**OBJECTIVE**
Go through the listing and return every line with "image" in it.

**GIVEN INFORMATION**

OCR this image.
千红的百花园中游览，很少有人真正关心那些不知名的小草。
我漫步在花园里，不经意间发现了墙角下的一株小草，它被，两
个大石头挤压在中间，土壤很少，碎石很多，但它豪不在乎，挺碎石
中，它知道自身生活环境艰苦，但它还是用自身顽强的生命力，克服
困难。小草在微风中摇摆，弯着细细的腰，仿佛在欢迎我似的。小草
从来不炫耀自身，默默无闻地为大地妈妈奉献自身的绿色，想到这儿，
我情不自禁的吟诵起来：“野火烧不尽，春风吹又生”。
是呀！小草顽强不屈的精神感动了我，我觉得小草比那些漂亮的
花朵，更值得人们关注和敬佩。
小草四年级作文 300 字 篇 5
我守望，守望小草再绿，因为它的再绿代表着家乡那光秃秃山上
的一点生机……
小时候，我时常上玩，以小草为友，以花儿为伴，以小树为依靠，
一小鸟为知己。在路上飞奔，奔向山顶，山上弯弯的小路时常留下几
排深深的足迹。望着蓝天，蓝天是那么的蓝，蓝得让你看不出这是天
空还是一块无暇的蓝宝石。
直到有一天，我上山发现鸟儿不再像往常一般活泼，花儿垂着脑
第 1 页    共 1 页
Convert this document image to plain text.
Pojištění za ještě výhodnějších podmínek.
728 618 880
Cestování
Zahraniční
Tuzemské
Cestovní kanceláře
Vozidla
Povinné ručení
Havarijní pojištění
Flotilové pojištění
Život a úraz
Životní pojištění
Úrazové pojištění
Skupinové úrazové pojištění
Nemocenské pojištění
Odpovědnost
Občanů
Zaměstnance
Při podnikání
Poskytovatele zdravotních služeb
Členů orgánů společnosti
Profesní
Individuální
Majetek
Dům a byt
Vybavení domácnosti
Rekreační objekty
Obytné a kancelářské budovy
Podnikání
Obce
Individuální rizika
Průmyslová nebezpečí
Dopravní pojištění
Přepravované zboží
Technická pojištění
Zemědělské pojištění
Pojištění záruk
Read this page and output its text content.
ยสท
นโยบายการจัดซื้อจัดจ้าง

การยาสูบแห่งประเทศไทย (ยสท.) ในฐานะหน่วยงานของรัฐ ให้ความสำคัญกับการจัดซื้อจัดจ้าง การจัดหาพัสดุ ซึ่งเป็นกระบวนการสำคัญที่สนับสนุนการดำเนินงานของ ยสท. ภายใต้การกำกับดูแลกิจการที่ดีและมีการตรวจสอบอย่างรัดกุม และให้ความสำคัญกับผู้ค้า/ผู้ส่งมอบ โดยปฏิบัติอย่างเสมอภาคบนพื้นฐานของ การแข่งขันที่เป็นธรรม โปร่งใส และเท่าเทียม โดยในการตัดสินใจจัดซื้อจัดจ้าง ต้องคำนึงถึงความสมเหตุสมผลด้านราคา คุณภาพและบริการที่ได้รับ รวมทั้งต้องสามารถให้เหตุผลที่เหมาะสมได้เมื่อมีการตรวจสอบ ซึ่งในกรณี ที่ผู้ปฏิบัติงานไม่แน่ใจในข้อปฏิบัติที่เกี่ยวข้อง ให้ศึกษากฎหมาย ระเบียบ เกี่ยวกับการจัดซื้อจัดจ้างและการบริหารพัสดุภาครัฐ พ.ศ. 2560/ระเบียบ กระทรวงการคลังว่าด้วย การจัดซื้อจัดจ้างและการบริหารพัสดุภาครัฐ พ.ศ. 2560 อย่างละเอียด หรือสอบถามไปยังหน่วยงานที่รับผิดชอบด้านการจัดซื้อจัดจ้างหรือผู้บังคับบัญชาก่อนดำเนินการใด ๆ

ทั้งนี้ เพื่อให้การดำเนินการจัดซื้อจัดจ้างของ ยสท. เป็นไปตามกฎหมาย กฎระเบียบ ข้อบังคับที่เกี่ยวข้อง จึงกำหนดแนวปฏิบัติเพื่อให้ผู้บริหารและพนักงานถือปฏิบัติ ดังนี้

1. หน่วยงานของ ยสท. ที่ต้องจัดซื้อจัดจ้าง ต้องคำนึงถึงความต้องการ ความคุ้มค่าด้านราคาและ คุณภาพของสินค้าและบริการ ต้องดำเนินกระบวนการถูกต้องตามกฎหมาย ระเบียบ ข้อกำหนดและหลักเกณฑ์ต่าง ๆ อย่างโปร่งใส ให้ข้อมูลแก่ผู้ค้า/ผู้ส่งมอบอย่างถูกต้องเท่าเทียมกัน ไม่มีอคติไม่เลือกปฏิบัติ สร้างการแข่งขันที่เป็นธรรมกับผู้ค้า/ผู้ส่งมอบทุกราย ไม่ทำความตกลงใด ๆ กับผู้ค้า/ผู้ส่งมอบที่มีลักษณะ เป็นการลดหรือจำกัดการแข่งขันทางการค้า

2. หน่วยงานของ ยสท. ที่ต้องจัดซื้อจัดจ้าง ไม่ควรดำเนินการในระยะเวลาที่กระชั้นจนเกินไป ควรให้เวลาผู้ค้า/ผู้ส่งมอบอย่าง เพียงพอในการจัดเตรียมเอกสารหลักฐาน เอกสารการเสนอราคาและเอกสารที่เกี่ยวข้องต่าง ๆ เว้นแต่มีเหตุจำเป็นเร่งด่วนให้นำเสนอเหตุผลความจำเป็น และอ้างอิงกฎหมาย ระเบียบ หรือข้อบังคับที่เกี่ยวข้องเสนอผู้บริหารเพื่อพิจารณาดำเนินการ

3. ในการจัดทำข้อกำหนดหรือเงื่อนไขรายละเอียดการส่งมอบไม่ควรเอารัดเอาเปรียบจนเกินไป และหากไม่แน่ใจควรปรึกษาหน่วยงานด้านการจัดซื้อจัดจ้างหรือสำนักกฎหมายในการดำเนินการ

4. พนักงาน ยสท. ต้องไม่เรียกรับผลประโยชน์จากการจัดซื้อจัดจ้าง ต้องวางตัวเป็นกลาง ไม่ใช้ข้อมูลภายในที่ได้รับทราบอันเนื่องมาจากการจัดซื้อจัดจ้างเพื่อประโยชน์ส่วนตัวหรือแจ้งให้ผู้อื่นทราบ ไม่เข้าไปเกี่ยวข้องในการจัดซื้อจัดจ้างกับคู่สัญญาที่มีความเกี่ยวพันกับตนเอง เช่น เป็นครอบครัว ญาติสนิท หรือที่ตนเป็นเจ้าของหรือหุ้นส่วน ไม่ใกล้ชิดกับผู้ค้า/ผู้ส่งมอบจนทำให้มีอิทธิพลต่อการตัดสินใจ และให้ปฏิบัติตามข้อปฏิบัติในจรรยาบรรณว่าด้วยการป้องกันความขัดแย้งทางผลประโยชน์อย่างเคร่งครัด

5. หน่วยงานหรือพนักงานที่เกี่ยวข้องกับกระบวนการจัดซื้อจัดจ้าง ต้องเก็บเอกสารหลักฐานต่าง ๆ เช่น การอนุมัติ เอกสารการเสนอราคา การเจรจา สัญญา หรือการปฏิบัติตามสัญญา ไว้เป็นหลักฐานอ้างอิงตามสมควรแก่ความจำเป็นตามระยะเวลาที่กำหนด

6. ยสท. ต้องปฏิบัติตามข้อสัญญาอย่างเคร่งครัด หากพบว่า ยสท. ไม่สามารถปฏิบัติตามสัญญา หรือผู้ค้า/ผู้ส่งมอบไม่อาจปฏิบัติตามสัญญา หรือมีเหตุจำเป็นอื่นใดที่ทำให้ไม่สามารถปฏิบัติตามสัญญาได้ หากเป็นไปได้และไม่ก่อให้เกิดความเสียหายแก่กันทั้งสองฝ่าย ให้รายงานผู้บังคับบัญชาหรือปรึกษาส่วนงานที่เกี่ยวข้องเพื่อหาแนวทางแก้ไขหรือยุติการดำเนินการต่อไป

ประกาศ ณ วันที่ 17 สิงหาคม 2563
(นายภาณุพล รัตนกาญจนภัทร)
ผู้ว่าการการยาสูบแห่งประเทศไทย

**SOLUTION FOR THIS PROBLEM**
OCR this image.
Convert this document image to plain text.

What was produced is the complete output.